Short exercise: Write the records out again, precisely as they stand.

Task input:
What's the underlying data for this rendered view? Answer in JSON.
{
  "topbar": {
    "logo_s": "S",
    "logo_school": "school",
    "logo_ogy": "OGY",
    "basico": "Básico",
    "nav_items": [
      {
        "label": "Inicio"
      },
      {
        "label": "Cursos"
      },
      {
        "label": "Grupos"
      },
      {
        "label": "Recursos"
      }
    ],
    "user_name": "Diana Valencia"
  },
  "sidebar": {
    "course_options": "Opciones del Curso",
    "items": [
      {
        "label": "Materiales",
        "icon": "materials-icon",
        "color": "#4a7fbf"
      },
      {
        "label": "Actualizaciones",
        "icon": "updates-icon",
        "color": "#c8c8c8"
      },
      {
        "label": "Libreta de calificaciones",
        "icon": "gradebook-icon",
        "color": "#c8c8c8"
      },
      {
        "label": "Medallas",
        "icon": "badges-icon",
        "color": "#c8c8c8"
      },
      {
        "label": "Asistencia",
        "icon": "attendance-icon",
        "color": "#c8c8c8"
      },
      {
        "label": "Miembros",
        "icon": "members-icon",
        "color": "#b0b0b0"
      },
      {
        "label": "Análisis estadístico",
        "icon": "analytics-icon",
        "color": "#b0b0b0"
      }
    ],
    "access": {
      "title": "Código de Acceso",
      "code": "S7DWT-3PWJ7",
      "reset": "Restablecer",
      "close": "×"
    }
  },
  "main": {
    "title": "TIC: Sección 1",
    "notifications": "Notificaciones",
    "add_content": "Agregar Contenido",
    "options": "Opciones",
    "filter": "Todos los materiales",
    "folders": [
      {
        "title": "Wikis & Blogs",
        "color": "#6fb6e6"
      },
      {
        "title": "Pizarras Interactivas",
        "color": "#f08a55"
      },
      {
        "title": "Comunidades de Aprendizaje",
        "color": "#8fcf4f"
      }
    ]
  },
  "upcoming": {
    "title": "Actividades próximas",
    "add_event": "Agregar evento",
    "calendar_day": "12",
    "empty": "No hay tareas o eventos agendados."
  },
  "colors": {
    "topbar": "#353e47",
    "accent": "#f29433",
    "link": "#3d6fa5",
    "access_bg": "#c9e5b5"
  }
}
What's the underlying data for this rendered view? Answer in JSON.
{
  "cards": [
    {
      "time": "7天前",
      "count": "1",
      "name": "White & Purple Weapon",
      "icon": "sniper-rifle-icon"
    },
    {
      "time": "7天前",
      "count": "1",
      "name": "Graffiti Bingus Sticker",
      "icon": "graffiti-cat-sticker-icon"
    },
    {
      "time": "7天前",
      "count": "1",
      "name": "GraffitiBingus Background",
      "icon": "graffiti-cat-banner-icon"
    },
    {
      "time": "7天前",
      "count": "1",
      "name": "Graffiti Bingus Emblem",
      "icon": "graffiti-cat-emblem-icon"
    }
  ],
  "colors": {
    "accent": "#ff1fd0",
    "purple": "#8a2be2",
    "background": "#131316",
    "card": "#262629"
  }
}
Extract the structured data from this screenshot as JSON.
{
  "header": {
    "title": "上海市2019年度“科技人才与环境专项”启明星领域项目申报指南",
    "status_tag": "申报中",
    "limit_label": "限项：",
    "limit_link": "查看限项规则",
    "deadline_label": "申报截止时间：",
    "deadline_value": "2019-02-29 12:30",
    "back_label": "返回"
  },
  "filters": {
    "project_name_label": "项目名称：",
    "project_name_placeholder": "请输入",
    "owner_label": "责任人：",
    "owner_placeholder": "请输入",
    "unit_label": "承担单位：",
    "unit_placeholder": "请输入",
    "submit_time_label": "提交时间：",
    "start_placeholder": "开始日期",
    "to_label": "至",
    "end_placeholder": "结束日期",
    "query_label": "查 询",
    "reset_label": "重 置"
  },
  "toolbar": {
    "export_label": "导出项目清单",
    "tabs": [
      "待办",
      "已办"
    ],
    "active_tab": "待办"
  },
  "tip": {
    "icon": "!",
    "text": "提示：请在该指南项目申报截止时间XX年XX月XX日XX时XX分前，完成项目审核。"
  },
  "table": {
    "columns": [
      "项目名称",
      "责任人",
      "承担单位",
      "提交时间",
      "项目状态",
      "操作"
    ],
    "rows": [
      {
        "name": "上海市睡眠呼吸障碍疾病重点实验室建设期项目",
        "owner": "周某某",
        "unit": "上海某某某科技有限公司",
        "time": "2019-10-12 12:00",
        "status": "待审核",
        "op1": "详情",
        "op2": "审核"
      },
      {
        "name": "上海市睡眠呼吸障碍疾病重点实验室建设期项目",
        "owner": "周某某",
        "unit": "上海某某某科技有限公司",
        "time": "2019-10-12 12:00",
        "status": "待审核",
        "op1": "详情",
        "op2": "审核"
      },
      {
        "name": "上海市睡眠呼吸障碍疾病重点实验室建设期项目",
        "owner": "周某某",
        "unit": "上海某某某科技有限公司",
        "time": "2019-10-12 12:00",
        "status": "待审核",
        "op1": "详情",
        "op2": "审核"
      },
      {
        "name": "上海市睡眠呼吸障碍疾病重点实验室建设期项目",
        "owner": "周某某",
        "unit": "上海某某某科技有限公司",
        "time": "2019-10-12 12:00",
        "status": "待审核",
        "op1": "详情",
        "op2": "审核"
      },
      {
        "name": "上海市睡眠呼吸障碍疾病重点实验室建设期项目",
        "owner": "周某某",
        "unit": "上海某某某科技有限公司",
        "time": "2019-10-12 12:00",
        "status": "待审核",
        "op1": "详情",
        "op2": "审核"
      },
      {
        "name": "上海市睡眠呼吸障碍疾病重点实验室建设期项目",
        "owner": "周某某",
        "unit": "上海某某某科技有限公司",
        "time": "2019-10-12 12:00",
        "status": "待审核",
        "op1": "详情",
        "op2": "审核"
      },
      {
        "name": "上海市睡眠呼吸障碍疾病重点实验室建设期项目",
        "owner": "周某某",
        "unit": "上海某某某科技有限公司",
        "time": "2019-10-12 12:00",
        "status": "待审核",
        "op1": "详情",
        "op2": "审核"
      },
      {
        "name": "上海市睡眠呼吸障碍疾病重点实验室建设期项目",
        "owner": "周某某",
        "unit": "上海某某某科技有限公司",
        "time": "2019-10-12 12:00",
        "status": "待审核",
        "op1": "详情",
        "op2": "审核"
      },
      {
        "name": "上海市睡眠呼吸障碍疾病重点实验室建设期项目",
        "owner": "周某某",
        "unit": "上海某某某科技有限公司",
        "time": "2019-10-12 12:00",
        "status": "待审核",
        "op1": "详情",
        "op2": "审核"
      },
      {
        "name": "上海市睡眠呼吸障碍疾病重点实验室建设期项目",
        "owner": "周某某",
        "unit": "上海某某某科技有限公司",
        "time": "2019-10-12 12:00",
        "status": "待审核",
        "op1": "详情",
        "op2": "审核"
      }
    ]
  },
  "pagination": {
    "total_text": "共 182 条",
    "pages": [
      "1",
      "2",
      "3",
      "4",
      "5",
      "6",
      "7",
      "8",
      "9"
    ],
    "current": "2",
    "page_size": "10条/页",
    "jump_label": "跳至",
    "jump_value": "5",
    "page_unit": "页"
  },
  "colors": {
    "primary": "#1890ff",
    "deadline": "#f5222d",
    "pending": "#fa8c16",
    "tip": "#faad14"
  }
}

Problem solution:
What's the underlying data for this rendered view? Answer in JSON.
{
  "topbar": {
    "logo_s": "S",
    "logo_school": "school",
    "logo_ogy": "OGY",
    "basico": "Básico",
    "nav_items": [
      {
        "label": "Inicio"
      },
      {
        "label": "Cursos"
      },
      {
        "label": "Grupos"
      },
      {
        "label": "Recursos"
      }
    ],
    "user_name": "Diana Valencia"
  },
  "sidebar": {
    "course_options": "Opciones del Curso",
    "items": [
      {
        "label": "Materiales",
        "icon": "materials-icon",
        "color": "#4a7fbf"
      },
      {
        "label": "Actualizaciones",
        "icon": "updates-icon",
        "color": "#c8c8c8"
      },
      {
        "label": "Libreta de calificaciones",
        "icon": "gradebook-icon",
        "color": "#c8c8c8"
      },
      {
        "label": "Medallas",
        "icon": "badges-icon",
        "color": "#c8c8c8"
      },
      {
        "label": "Asistencia",
        "icon": "attendance-icon",
        "color": "#c8c8c8"
      },
      {
        "label": "Miembros",
        "icon": "members-icon",
        "color": "#b0b0b0"
      },
      {
        "label": "Análisis estadístico",
        "icon": "analytics-icon",
        "color": "#b0b0b0"
      }
    ],
    "access": {
      "title": "Código de Acceso",
      "code": "S7DWT-3PWJ7",
      "reset": "Restablecer",
      "close": "×"
    }
  },
  "main": {
    "title": "TIC: Sección 1",
    "notifications": "Notificaciones",
    "add_content": "Agregar Contenido",
    "options": "Opciones",
    "filter": "Todos los materiales",
    "folders": [
      {
        "title": "Wikis & Blogs",
        "color": "#6fb6e6"
      },
      {
        "title": "Pizarras Interactivas",
        "color": "#f08a55"
      },
      {
        "title": "Comunidades de Aprendizaje",
        "color": "#8fcf4f"
      }
    ]
  },
  "upcoming": {
    "title": "Actividades próximas",
    "add_event": "Agregar evento",
    "calendar_day": "12",
    "empty": "No hay tareas o eventos agendados."
  },
  "colors": {
    "topbar": "#353e47",
    "accent": "#f29433",
    "link": "#3d6fa5",
    "access_bg": "#c9e5b5"
  }
}
What's the underlying data for this rendered view? Answer in JSON.
{
  "cards": [
    {
      "time": "7天前",
      "count": "1",
      "name": "White & Purple Weapon",
      "icon": "sniper-rifle-icon"
    },
    {
      "time": "7天前",
      "count": "1",
      "name": "Graffiti Bingus Sticker",
      "icon": "graffiti-cat-sticker-icon"
    },
    {
      "time": "7天前",
      "count": "1",
      "name": "GraffitiBingus Background",
      "icon": "graffiti-cat-banner-icon"
    },
    {
      "time": "7天前",
      "count": "1",
      "name": "Graffiti Bingus Emblem",
      "icon": "graffiti-cat-emblem-icon"
    }
  ],
  "colors": {
    "accent": "#ff1fd0",
    "purple": "#8a2be2",
    "background": "#131316",
    "card": "#262629"
  }
}
Extract the structured data from this screenshot as JSON.
{
  "header": {
    "title": "上海市2019年度“科技人才与环境专项”启明星领域项目申报指南",
    "status_tag": "申报中",
    "limit_label": "限项：",
    "limit_link": "查看限项规则",
    "deadline_label": "申报截止时间：",
    "deadline_value": "2019-02-29 12:30",
    "back_label": "返回"
  },
  "filters": {
    "project_name_label": "项目名称：",
    "project_name_placeholder": "请输入",
    "owner_label": "责任人：",
    "owner_placeholder": "请输入",
    "unit_label": "承担单位：",
    "unit_placeholder": "请输入",
    "submit_time_label": "提交时间：",
    "start_placeholder": "开始日期",
    "to_label": "至",
    "end_placeholder": "结束日期",
    "query_label": "查 询",
    "reset_label": "重 置"
  },
  "toolbar": {
    "export_label": "导出项目清单",
    "tabs": [
      "待办",
      "已办"
    ],
    "active_tab": "待办"
  },
  "tip": {
    "icon": "!",
    "text": "提示：请在该指南项目申报截止时间XX年XX月XX日XX时XX分前，完成项目审核。"
  },
  "table": {
    "columns": [
      "项目名称",
      "责任人",
      "承担单位",
      "提交时间",
      "项目状态",
      "操作"
    ],
    "rows": [
      {
        "name": "上海市睡眠呼吸障碍疾病重点实验室建设期项目",
        "owner": "周某某",
        "unit": "上海某某某科技有限公司",
        "time": "2019-10-12 12:00",
        "status": "待审核",
        "op1": "详情",
        "op2": "审核"
      },
      {
        "name": "上海市睡眠呼吸障碍疾病重点实验室建设期项目",
        "owner": "周某某",
        "unit": "上海某某某科技有限公司",
        "time": "2019-10-12 12:00",
        "status": "待审核",
        "op1": "详情",
        "op2": "审核"
      },
      {
        "name": "上海市睡眠呼吸障碍疾病重点实验室建设期项目",
        "owner": "周某某",
        "unit": "上海某某某科技有限公司",
        "time": "2019-10-12 12:00",
        "status": "待审核",
        "op1": "详情",
        "op2": "审核"
      },
      {
        "name": "上海市睡眠呼吸障碍疾病重点实验室建设期项目",
        "owner": "周某某",
        "unit": "上海某某某科技有限公司",
        "time": "2019-10-12 12:00",
        "status": "待审核",
        "op1": "详情",
        "op2": "审核"
      },
      {
        "name": "上海市睡眠呼吸障碍疾病重点实验室建设期项目",
        "owner": "周某某",
        "unit": "上海某某某科技有限公司",
        "time": "2019-10-12 12:00",
        "status": "待审核",
        "op1": "详情",
        "op2": "审核"
      },
      {
        "name": "上海市睡眠呼吸障碍疾病重点实验室建设期项目",
        "owner": "周某某",
        "unit": "上海某某某科技有限公司",
        "time": "2019-10-12 12:00",
        "status": "待审核",
        "op1": "详情",
        "op2": "审核"
      },
      {
        "name": "上海市睡眠呼吸障碍疾病重点实验室建设期项目",
        "owner": "周某某",
        "unit": "上海某某某科技有限公司",
        "time": "2019-10-12 12:00",
        "status": "待审核",
        "op1": "详情",
        "op2": "审核"
      },
      {
        "name": "上海市睡眠呼吸障碍疾病重点实验室建设期项目",
        "owner": "周某某",
        "unit": "上海某某某科技有限公司",
        "time": "2019-10-12 12:00",
        "status": "待审核",
        "op1": "详情",
        "op2": "审核"
      },
      {
        "name": "上海市睡眠呼吸障碍疾病重点实验室建设期项目",
        "owner": "周某某",
        "unit": "上海某某某科技有限公司",
        "time": "2019-10-12 12:00",
        "status": "待审核",
        "op1": "详情",
        "op2": "审核"
      },
      {
        "name": "上海市睡眠呼吸障碍疾病重点实验室建设期项目",
        "owner": "周某某",
        "unit": "上海某某某科技有限公司",
        "time": "2019-10-12 12:00",
        "status": "待审核",
        "op1": "详情",
        "op2": "审核"
      }
    ]
  },
  "pagination": {
    "total_text": "共 182 条",
    "pages": [
      "1",
      "2",
      "3",
      "4",
      "5",
      "6",
      "7",
      "8",
      "9"
    ],
    "current": "2",
    "page_size": "10条/页",
    "jump_label": "跳至",
    "jump_value": "5",
    "page_unit": "页"
  },
  "colors": {
    "primary": "#1890ff",
    "deadline": "#f5222d",
    "pending": "#fa8c16",
    "tip": "#faad14"
  }
}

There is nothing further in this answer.